→ Exercise
Omit the pictures, then reproduce every remaining record exactly.
# # #
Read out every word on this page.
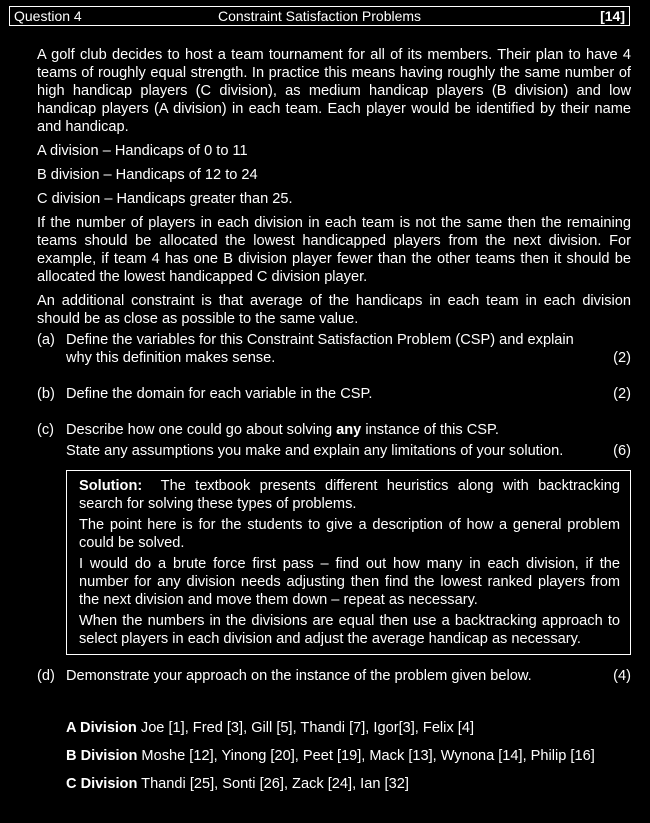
Question 4	Constraint Satisfaction Problems	[14]

A golf club decides to host a team tournament for all of its members. Their plan to have 4 teams of roughly equal strength. In practice this means having roughly the same number of high handicap players (C division), as medium handicap players (B division) and low handicap players (A division) in each team. Each player would be identified by their name and handicap.

A division – Handicaps of 0 to 11

B division – Handicaps of 12 to 24

C division – Handicaps greater than 25.

If the number of players in each division in each team is not the same then the remaining teams should be allocated the lowest handicapped players from the next division. For example, if team 4 has one B division player fewer than the other teams then it should be allocated the lowest handicapped C division player.

An additional constraint is that average of the handicaps in each team in each division should be as close as possible to the same value.

(a) Define the variables for this Constraint Satisfaction Problem (CSP) and explain why this definition makes sense.	(2)
(b) Define the domain for each variable in the CSP.	(2)
(c) Describe how one could go about solving any instance of this CSP.
State any assumptions you make and explain any limitations of your solution.	(6)

Solution: The textbook presents different heuristics along with backtracking search for solving these types of problems.

The point here is for the students to give a description of how a general problem could be solved.

I would do a brute force first pass – find out how many in each division, if the number for any division needs adjusting then find the lowest ranked players from the next division and move them down – repeat as necessary.

When the numbers in the divisions are equal then use a backtracking approach to select players in each division and adjust the average handicap as necessary.

(d) Demonstrate your approach on the instance of the problem given below.	(4)

A Division Joe [1], Fred [3], Gill [5], Thandi [7], Igor[3], Felix [4]

B Division Moshe [12], Yinong [20], Peet [19], Mack [13], Wynona [14], Philip [16]

C Division Thandi [25], Sonti [26], Zack [24], Ian [32]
# # #
→ Written reply
Read out every word on this page.
Question 4	Constraint Satisfaction Problems	[14]

A golf club decides to host a team tournament for all of its members. Their plan to have 4 teams of roughly equal strength. In practice this means having roughly the same number of high handicap players (C division), as medium handicap players (B division) and low handicap players (A division) in each team. Each player would be identified by their name and handicap.

A division – Handicaps of 0 to 11

B division – Handicaps of 12 to 24

C division – Handicaps greater than 25.

If the number of players in each division in each team is not the same then the remaining teams should be allocated the lowest handicapped players from the next division. For example, if team 4 has one B division player fewer than the other teams then it should be allocated the lowest handicapped C division player.

An additional constraint is that average of the handicaps in each team in each division should be as close as possible to the same value.

(a) Define the variables for this Constraint Satisfaction Problem (CSP) and explain why this definition makes sense.	(2)
(b) Define the domain for each variable in the CSP.	(2)
(c) Describe how one could go about solving any instance of this CSP.
State any assumptions you make and explain any limitations of your solution.	(6)

Solution: The textbook presents different heuristics along with backtracking search for solving these types of problems.

The point here is for the students to give a description of how a general problem could be solved.

I would do a brute force first pass – find out how many in each division, if the number for any division needs adjusting then find the lowest ranked players from the next division and move them down – repeat as necessary.

When the numbers in the divisions are equal then use a backtracking approach to select players in each division and adjust the average handicap as necessary.

(d) Demonstrate your approach on the instance of the problem given below.	(4)

A Division Joe [1], Fred [3], Gill [5], Thandi [7], Igor[3], Felix [4]

B Division Moshe [12], Yinong [20], Peet [19], Mack [13], Wynona [14], Philip [16]

C Division Thandi [25], Sonti [26], Zack [24], Ian [32]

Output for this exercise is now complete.